■ Your goal: Output every line exactly as written. Leave out pictures.

■ Data shown:
══════
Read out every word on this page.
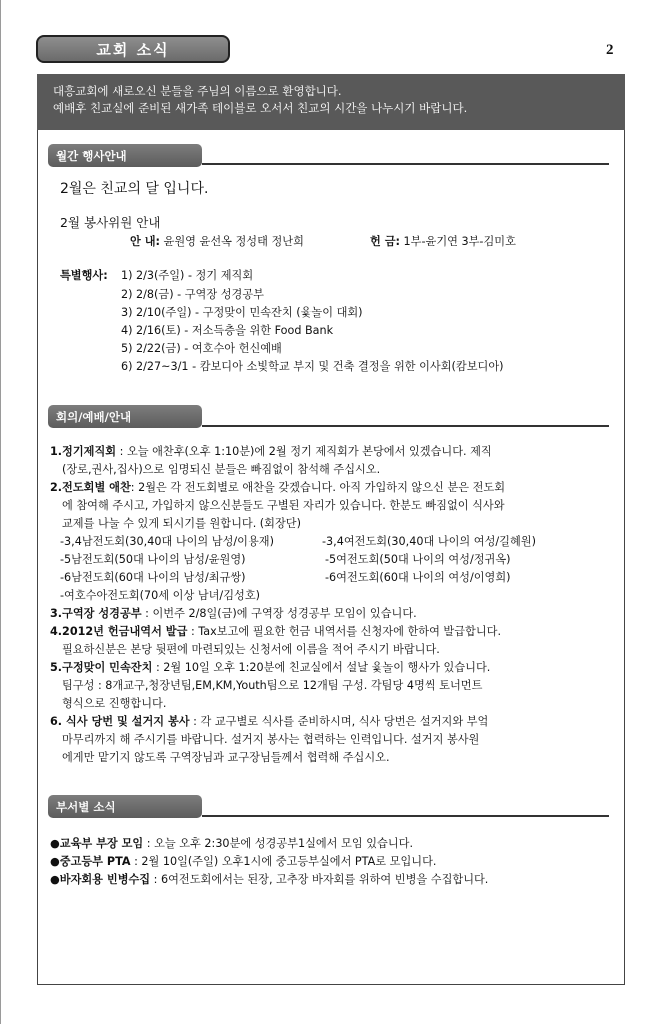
교회 소식	2
대흥교회에 새로오신 분들을 주님의 이름으로 환영합니다.
예배후 친교실에 준비된 새가족 테이블로 오서서 친교의 시간을 나누시기 바랍니다.
월간 행사안내
2월은 친교의 달 입니다.
2월 봉사위원 안내
안 내: 윤원영 윤선옥 정성태 정난희	헌 금: 1부-윤기연 3부-김미호
특별행사: 1) 2/3(주일) - 정기 제직회
2) 2/8(금) - 구역장 성경공부
3) 2/10(주일) - 구정맞이 민속잔치 (윷놀이 대회)
4) 2/16(토) - 저소득층을 위한 Food Bank
5) 2/22(금) - 여호수아 헌신예배
6) 2/27~3/1 - 캄보디아 소빛학교 부지 및 건축 결정을 위한 이사회(캄보디아)
회의/예배/안내
1.정기제직회 : 오늘 애찬후(오후 1:10분)에 2월 정기 제직회가 본당에서 있겠습니다. 제직
(장로,권사,집사)으로 임명되신 분들은 빠짐없이 참석해 주십시오.
2.전도회별 애찬: 2월은 각 전도회별로 애찬을 갖겠습니다. 아직 가입하지 않으신 분은 전도회
에 참여해 주시고, 가입하지 않으신분들도 구별된 자리가 있습니다. 한분도 빠짐없이 식사와
교제를 나눌 수 있게 되시기를 원합니다. (회장단)
-3,4남전도회(30,40대 나이의 남성/이용재)	-3,4여전도회(30,40대 나이의 여성/길혜원)
-5남전도회(50대 나이의 남성/윤원영)	-5여전도회(50대 나이의 여성/정귀옥)
-6남전도회(60대 나이의 남성/최규쌍)	-6여전도회(60대 나이의 여성/이영희)
-여호수아전도회(70세 이상 남녀/김성호)
3.구역장 성경공부 : 이번주 2/8일(금)에 구역장 성경공부 모임이 있습니다.
4.2012년 헌금내역서 발급 : Tax보고에 필요한 헌금 내역서를 신청자에 한하여 발급합니다.
필요하신분은 본당 뒷편에 마련되있는 신청서에 이름을 적어 주시기 바랍니다.
5.구정맞이 민속잔치 : 2월 10일 오후 1:20분에 친교실에서 설날 윷놀이 행사가 있습니다.
팀구성 : 8개교구,청장년팀,EM,KM,Youth팀으로 12개팀 구성. 각팀당 4명씩 토너먼트
형식으로 진행합니다.
6. 식사 당번 및 설거지 봉사 : 각 교구별로 식사를 준비하시며, 식사 당번은 설거지와 부엌
마무리까지 해 주시기를 바랍니다. 설거지 봉사는 협력하는 인력입니다. 설거지 봉사원
에게만 맡기지 않도록 구역장님과 교구장님들께서 협력해 주십시오.
부서별 소식
●교육부 부장 모임 : 오늘 오후 2:30분에 성경공부1실에서 모임 있습니다.
●중고등부 PTA : 2월 10일(주일) 오후1시에 중고등부실에서 PTA로 모입니다.
●바자회용 빈병수집 : 6여전도회에서는 된장, 고추장 바자회를 위하여 빈병을 수집합니다.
══════
■ Task output:
Read out every word on this page.
교회 소식	2
대흥교회에 새로오신 분들을 주님의 이름으로 환영합니다.
예배후 친교실에 준비된 새가족 테이블로 오서서 친교의 시간을 나누시기 바랍니다.
월간 행사안내
2월은 친교의 달 입니다.
2월 봉사위원 안내
안 내: 윤원영 윤선옥 정성태 정난희	헌 금: 1부-윤기연 3부-김미호
특별행사: 1) 2/3(주일) - 정기 제직회
2) 2/8(금) - 구역장 성경공부
3) 2/10(주일) - 구정맞이 민속잔치 (윷놀이 대회)
4) 2/16(토) - 저소득층을 위한 Food Bank
5) 2/22(금) - 여호수아 헌신예배
6) 2/27~3/1 - 캄보디아 소빛학교 부지 및 건축 결정을 위한 이사회(캄보디아)
회의/예배/안내
1.정기제직회 : 오늘 애찬후(오후 1:10분)에 2월 정기 제직회가 본당에서 있겠습니다. 제직
(장로,권사,집사)으로 임명되신 분들은 빠짐없이 참석해 주십시오.
2.전도회별 애찬: 2월은 각 전도회별로 애찬을 갖겠습니다. 아직 가입하지 않으신 분은 전도회
에 참여해 주시고, 가입하지 않으신분들도 구별된 자리가 있습니다. 한분도 빠짐없이 식사와
교제를 나눌 수 있게 되시기를 원합니다. (회장단)
-3,4남전도회(30,40대 나이의 남성/이용재)	-3,4여전도회(30,40대 나이의 여성/길혜원)
-5남전도회(50대 나이의 남성/윤원영)	-5여전도회(50대 나이의 여성/정귀옥)
-6남전도회(60대 나이의 남성/최규쌍)	-6여전도회(60대 나이의 여성/이영희)
-여호수아전도회(70세 이상 남녀/김성호)
3.구역장 성경공부 : 이번주 2/8일(금)에 구역장 성경공부 모임이 있습니다.
4.2012년 헌금내역서 발급 : Tax보고에 필요한 헌금 내역서를 신청자에 한하여 발급합니다.
필요하신분은 본당 뒷편에 마련되있는 신청서에 이름을 적어 주시기 바랍니다.
5.구정맞이 민속잔치 : 2월 10일 오후 1:20분에 친교실에서 설날 윷놀이 행사가 있습니다.
팀구성 : 8개교구,청장년팀,EM,KM,Youth팀으로 12개팀 구성. 각팀당 4명씩 토너먼트
형식으로 진행합니다.
6. 식사 당번 및 설거지 봉사 : 각 교구별로 식사를 준비하시며, 식사 당번은 설거지와 부엌
마무리까지 해 주시기를 바랍니다. 설거지 봉사는 협력하는 인력입니다. 설거지 봉사원
에게만 맡기지 않도록 구역장님과 교구장님들께서 협력해 주십시오.
부서별 소식
●교육부 부장 모임 : 오늘 오후 2:30분에 성경공부1실에서 모임 있습니다.
●중고등부 PTA : 2월 10일(주일) 오후1시에 중고등부실에서 PTA로 모입니다.
●바자회용 빈병수집 : 6여전도회에서는 된장, 고추장 바자회를 위하여 빈병을 수집합니다.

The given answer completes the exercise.